* **Description of the task**:
Print the entries below in their entirety, exactly as they are written.

----- Input data -----

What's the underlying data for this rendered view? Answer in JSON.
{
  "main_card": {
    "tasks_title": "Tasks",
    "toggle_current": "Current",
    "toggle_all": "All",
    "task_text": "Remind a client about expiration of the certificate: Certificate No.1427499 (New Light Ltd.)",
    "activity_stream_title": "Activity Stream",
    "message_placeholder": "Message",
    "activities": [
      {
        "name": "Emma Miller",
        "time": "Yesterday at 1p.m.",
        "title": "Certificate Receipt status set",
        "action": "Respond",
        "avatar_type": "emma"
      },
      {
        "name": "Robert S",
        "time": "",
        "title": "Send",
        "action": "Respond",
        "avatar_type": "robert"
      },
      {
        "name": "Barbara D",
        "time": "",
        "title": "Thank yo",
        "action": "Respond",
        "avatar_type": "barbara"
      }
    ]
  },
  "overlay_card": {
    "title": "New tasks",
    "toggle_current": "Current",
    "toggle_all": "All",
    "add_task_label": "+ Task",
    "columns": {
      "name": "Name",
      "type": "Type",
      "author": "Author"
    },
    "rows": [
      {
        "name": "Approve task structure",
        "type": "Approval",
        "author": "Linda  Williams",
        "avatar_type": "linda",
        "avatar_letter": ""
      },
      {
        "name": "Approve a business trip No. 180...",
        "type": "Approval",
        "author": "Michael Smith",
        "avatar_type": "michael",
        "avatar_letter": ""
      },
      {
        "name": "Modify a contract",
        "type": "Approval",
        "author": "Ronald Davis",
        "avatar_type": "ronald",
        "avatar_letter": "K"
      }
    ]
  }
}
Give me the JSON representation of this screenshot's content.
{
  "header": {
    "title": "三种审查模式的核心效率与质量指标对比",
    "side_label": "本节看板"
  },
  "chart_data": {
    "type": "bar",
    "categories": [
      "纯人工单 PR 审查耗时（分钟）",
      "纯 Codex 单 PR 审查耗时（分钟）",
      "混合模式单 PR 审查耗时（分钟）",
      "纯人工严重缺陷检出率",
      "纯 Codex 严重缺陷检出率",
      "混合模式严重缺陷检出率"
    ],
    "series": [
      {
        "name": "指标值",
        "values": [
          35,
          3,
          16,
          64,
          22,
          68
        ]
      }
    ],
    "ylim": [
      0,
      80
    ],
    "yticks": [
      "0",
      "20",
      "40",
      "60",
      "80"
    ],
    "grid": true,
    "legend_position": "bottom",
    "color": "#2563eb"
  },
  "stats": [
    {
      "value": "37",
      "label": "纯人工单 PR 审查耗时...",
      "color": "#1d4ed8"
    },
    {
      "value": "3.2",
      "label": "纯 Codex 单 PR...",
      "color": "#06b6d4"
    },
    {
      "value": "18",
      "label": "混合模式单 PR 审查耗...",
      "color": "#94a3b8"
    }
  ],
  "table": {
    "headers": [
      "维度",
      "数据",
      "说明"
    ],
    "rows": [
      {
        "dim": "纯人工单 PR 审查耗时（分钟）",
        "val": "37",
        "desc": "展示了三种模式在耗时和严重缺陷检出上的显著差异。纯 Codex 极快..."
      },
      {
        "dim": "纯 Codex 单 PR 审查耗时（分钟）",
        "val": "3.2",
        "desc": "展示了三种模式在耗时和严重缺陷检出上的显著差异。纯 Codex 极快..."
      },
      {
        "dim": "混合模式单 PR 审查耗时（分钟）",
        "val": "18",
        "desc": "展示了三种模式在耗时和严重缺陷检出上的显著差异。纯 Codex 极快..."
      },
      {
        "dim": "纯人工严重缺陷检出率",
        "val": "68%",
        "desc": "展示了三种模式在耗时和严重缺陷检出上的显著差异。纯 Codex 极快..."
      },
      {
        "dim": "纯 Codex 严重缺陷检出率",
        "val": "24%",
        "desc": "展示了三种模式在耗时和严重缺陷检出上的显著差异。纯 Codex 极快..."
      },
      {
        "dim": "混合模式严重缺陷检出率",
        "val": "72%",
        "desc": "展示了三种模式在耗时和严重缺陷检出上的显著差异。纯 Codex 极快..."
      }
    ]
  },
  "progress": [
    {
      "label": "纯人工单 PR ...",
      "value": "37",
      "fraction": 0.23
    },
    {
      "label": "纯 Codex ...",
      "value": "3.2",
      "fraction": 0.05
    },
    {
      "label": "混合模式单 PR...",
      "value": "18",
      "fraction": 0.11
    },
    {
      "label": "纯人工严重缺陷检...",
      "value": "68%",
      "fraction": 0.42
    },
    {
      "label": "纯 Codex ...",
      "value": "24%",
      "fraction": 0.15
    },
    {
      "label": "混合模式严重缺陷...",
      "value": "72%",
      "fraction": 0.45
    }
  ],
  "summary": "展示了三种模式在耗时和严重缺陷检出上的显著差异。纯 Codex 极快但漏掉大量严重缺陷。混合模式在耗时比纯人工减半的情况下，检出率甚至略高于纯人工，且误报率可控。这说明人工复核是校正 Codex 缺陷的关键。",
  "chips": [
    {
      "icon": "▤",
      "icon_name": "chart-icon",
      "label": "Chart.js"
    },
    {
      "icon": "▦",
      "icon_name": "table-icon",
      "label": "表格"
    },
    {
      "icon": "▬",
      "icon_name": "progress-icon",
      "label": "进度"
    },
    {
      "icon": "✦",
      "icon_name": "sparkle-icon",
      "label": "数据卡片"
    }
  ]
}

-----

* **Exercise output**:
What's the underlying data for this rendered view? Answer in JSON.
{
  "main_card": {
    "tasks_title": "Tasks",
    "toggle_current": "Current",
    "toggle_all": "All",
    "task_text": "Remind a client about expiration of the certificate: Certificate No.1427499 (New Light Ltd.)",
    "activity_stream_title": "Activity Stream",
    "message_placeholder": "Message",
    "activities": [
      {
        "name": "Emma Miller",
        "time": "Yesterday at 1p.m.",
        "title": "Certificate Receipt status set",
        "action": "Respond",
        "avatar_type": "emma"
      },
      {
        "name": "Robert S",
        "time": "",
        "title": "Send",
        "action": "Respond",
        "avatar_type": "robert"
      },
      {
        "name": "Barbara D",
        "time": "",
        "title": "Thank yo",
        "action": "Respond",
        "avatar_type": "barbara"
      }
    ]
  },
  "overlay_card": {
    "title": "New tasks",
    "toggle_current": "Current",
    "toggle_all": "All",
    "add_task_label": "+ Task",
    "columns": {
      "name": "Name",
      "type": "Type",
      "author": "Author"
    },
    "rows": [
      {
        "name": "Approve task structure",
        "type": "Approval",
        "author": "Linda  Williams",
        "avatar_type": "linda",
        "avatar_letter": ""
      },
      {
        "name": "Approve a business trip No. 180...",
        "type": "Approval",
        "author": "Michael Smith",
        "avatar_type": "michael",
        "avatar_letter": ""
      },
      {
        "name": "Modify a contract",
        "type": "Approval",
        "author": "Ronald Davis",
        "avatar_type": "ronald",
        "avatar_letter": "K"
      }
    ]
  }
}
Give me the JSON representation of this screenshot's content.
{
  "header": {
    "title": "三种审查模式的核心效率与质量指标对比",
    "side_label": "本节看板"
  },
  "chart_data": {
    "type": "bar",
    "categories": [
      "纯人工单 PR 审查耗时（分钟）",
      "纯 Codex 单 PR 审查耗时（分钟）",
      "混合模式单 PR 审查耗时（分钟）",
      "纯人工严重缺陷检出率",
      "纯 Codex 严重缺陷检出率",
      "混合模式严重缺陷检出率"
    ],
    "series": [
      {
        "name": "指标值",
        "values": [
          35,
          3,
          16,
          64,
          22,
          68
        ]
      }
    ],
    "ylim": [
      0,
      80
    ],
    "yticks": [
      "0",
      "20",
      "40",
      "60",
      "80"
    ],
    "grid": true,
    "legend_position": "bottom",
    "color": "#2563eb"
  },
  "stats": [
    {
      "value": "37",
      "label": "纯人工单 PR 审查耗时...",
      "color": "#1d4ed8"
    },
    {
      "value": "3.2",
      "label": "纯 Codex 单 PR...",
      "color": "#06b6d4"
    },
    {
      "value": "18",
      "label": "混合模式单 PR 审查耗...",
      "color": "#94a3b8"
    }
  ],
  "table": {
    "headers": [
      "维度",
      "数据",
      "说明"
    ],
    "rows": [
      {
        "dim": "纯人工单 PR 审查耗时（分钟）",
        "val": "37",
        "desc": "展示了三种模式在耗时和严重缺陷检出上的显著差异。纯 Codex 极快..."
      },
      {
        "dim": "纯 Codex 单 PR 审查耗时（分钟）",
        "val": "3.2",
        "desc": "展示了三种模式在耗时和严重缺陷检出上的显著差异。纯 Codex 极快..."
      },
      {
        "dim": "混合模式单 PR 审查耗时（分钟）",
        "val": "18",
        "desc": "展示了三种模式在耗时和严重缺陷检出上的显著差异。纯 Codex 极快..."
      },
      {
        "dim": "纯人工严重缺陷检出率",
        "val": "68%",
        "desc": "展示了三种模式在耗时和严重缺陷检出上的显著差异。纯 Codex 极快..."
      },
      {
        "dim": "纯 Codex 严重缺陷检出率",
        "val": "24%",
        "desc": "展示了三种模式在耗时和严重缺陷检出上的显著差异。纯 Codex 极快..."
      },
      {
        "dim": "混合模式严重缺陷检出率",
        "val": "72%",
        "desc": "展示了三种模式在耗时和严重缺陷检出上的显著差异。纯 Codex 极快..."
      }
    ]
  },
  "progress": [
    {
      "label": "纯人工单 PR ...",
      "value": "37",
      "fraction": 0.23
    },
    {
      "label": "纯 Codex ...",
      "value": "3.2",
      "fraction": 0.05
    },
    {
      "label": "混合模式单 PR...",
      "value": "18",
      "fraction": 0.11
    },
    {
      "label": "纯人工严重缺陷检...",
      "value": "68%",
      "fraction": 0.42
    },
    {
      "label": "纯 Codex ...",
      "value": "24%",
      "fraction": 0.15
    },
    {
      "label": "混合模式严重缺陷...",
      "value": "72%",
      "fraction": 0.45
    }
  ],
  "summary": "展示了三种模式在耗时和严重缺陷检出上的显著差异。纯 Codex 极快但漏掉大量严重缺陷。混合模式在耗时比纯人工减半的情况下，检出率甚至略高于纯人工，且误报率可控。这说明人工复核是校正 Codex 缺陷的关键。",
  "chips": [
    {
      "icon": "▤",
      "icon_name": "chart-icon",
      "label": "Chart.js"
    },
    {
      "icon": "▦",
      "icon_name": "table-icon",
      "label": "表格"
    },
    {
      "icon": "▬",
      "icon_name": "progress-icon",
      "label": "进度"
    },
    {
      "icon": "✦",
      "icon_name": "sparkle-icon",
      "label": "数据卡片"
    }
  ]
}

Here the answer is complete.